**RAW DATA**

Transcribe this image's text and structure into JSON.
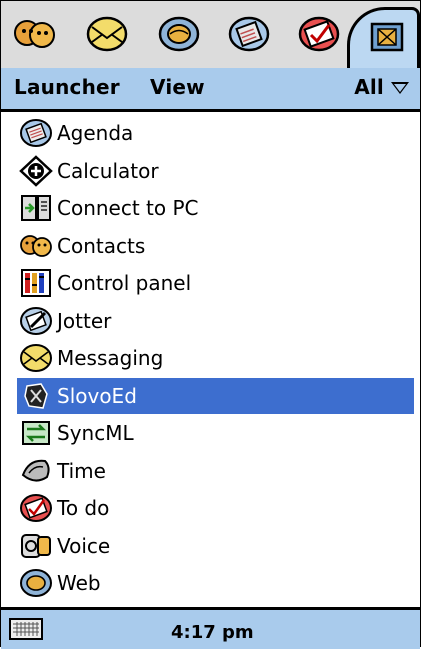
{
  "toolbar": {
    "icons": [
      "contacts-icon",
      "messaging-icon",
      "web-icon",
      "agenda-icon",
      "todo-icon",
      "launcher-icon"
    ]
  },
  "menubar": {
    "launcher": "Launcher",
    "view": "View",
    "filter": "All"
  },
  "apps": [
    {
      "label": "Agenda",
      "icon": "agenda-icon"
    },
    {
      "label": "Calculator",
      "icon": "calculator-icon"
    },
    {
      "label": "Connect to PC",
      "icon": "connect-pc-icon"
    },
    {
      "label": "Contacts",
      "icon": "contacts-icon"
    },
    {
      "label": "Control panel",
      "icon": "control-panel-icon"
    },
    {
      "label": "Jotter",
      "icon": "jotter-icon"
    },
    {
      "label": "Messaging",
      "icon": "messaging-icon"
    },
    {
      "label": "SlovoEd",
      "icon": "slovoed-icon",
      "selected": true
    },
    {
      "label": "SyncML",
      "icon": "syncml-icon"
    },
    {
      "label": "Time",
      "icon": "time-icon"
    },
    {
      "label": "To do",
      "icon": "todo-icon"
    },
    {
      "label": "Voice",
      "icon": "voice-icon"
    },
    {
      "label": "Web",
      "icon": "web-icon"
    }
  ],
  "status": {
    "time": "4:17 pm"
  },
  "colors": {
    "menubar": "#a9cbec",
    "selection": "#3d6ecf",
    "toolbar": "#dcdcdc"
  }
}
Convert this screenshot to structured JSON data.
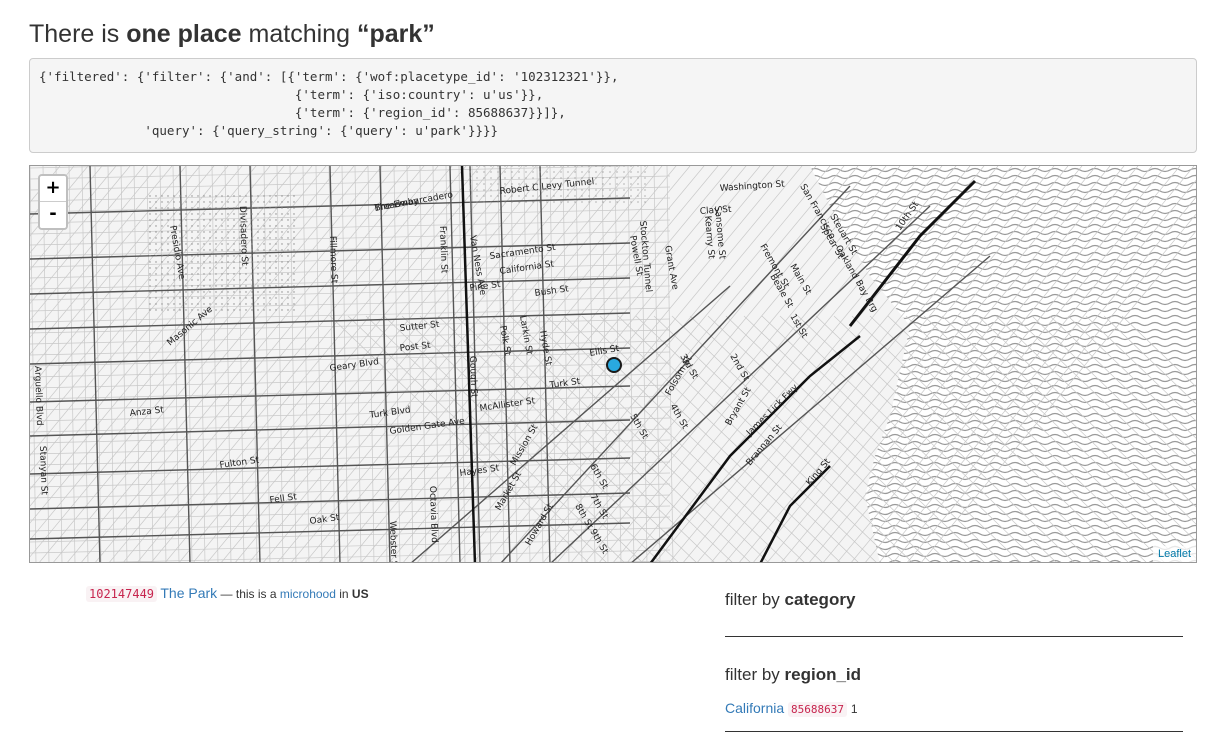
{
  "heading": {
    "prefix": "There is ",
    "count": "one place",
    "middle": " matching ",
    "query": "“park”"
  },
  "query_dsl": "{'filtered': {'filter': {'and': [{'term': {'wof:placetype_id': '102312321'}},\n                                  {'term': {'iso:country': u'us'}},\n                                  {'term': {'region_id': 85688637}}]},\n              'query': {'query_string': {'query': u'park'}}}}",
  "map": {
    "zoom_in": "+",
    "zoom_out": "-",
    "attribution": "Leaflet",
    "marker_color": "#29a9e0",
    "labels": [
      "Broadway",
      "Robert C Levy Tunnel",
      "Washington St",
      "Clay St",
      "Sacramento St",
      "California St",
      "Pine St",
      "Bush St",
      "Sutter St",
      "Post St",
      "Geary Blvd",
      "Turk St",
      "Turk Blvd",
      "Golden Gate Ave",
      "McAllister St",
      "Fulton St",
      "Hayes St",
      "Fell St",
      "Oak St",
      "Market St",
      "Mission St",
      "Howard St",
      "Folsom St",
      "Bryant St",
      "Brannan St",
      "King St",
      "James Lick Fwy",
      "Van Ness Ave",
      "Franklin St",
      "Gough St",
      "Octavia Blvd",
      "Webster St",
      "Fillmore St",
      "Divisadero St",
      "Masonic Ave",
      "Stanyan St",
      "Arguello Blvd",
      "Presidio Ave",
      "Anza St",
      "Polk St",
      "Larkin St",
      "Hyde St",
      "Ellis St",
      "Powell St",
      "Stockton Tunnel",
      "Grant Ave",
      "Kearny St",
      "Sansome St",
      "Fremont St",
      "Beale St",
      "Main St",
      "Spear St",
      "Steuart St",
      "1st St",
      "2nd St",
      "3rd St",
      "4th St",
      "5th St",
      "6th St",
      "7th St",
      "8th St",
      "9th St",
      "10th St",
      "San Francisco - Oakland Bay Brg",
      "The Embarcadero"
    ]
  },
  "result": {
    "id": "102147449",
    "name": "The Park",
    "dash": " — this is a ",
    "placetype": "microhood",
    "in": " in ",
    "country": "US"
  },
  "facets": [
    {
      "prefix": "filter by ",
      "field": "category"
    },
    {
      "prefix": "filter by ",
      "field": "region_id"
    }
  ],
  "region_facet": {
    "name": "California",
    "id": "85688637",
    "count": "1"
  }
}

**GIVEN REQUEST**
Transcribe the whole listing exactly. Pictures stay out of your copy.

**FULL OUTPUT**
Transcribe this image's text and structure into JSON.
{
  "toolbar": {
    "icons": [
      "contacts-icon",
      "messaging-icon",
      "web-icon",
      "agenda-icon",
      "todo-icon",
      "launcher-icon"
    ]
  },
  "menubar": {
    "launcher": "Launcher",
    "view": "View",
    "filter": "All"
  },
  "apps": [
    {
      "label": "Agenda",
      "icon": "agenda-icon"
    },
    {
      "label": "Calculator",
      "icon": "calculator-icon"
    },
    {
      "label": "Connect to PC",
      "icon": "connect-pc-icon"
    },
    {
      "label": "Contacts",
      "icon": "contacts-icon"
    },
    {
      "label": "Control panel",
      "icon": "control-panel-icon"
    },
    {
      "label": "Jotter",
      "icon": "jotter-icon"
    },
    {
      "label": "Messaging",
      "icon": "messaging-icon"
    },
    {
      "label": "SlovoEd",
      "icon": "slovoed-icon",
      "selected": true
    },
    {
      "label": "SyncML",
      "icon": "syncml-icon"
    },
    {
      "label": "Time",
      "icon": "time-icon"
    },
    {
      "label": "To do",
      "icon": "todo-icon"
    },
    {
      "label": "Voice",
      "icon": "voice-icon"
    },
    {
      "label": "Web",
      "icon": "web-icon"
    }
  ],
  "status": {
    "time": "4:17 pm"
  },
  "colors": {
    "menubar": "#a9cbec",
    "selection": "#3d6ecf",
    "toolbar": "#dcdcdc"
  }
}
Convert this screenshot to structured JSON data.
{
  "heading": {
    "prefix": "There is ",
    "count": "one place",
    "middle": " matching ",
    "query": "“park”"
  },
  "query_dsl": "{'filtered': {'filter': {'and': [{'term': {'wof:placetype_id': '102312321'}},\n                                  {'term': {'iso:country': u'us'}},\n                                  {'term': {'region_id': 85688637}}]},\n              'query': {'query_string': {'query': u'park'}}}}",
  "map": {
    "zoom_in": "+",
    "zoom_out": "-",
    "attribution": "Leaflet",
    "marker_color": "#29a9e0",
    "labels": [
      "Broadway",
      "Robert C Levy Tunnel",
      "Washington St",
      "Clay St",
      "Sacramento St",
      "California St",
      "Pine St",
      "Bush St",
      "Sutter St",
      "Post St",
      "Geary Blvd",
      "Turk St",
      "Turk Blvd",
      "Golden Gate Ave",
      "McAllister St",
      "Fulton St",
      "Hayes St",
      "Fell St",
      "Oak St",
      "Market St",
      "Mission St",
      "Howard St",
      "Folsom St",
      "Bryant St",
      "Brannan St",
      "King St",
      "James Lick Fwy",
      "Van Ness Ave",
      "Franklin St",
      "Gough St",
      "Octavia Blvd",
      "Webster St",
      "Fillmore St",
      "Divisadero St",
      "Masonic Ave",
      "Stanyan St",
      "Arguello Blvd",
      "Presidio Ave",
      "Anza St",
      "Polk St",
      "Larkin St",
      "Hyde St",
      "Ellis St",
      "Powell St",
      "Stockton Tunnel",
      "Grant Ave",
      "Kearny St",
      "Sansome St",
      "Fremont St",
      "Beale St",
      "Main St",
      "Spear St",
      "Steuart St",
      "1st St",
      "2nd St",
      "3rd St",
      "4th St",
      "5th St",
      "6th St",
      "7th St",
      "8th St",
      "9th St",
      "10th St",
      "San Francisco - Oakland Bay Brg",
      "The Embarcadero"
    ]
  },
  "result": {
    "id": "102147449",
    "name": "The Park",
    "dash": " — this is a ",
    "placetype": "microhood",
    "in": " in ",
    "country": "US"
  },
  "facets": [
    {
      "prefix": "filter by ",
      "field": "category"
    },
    {
      "prefix": "filter by ",
      "field": "region_id"
    }
  ],
  "region_facet": {
    "name": "California",
    "id": "85688637",
    "count": "1"
  }
}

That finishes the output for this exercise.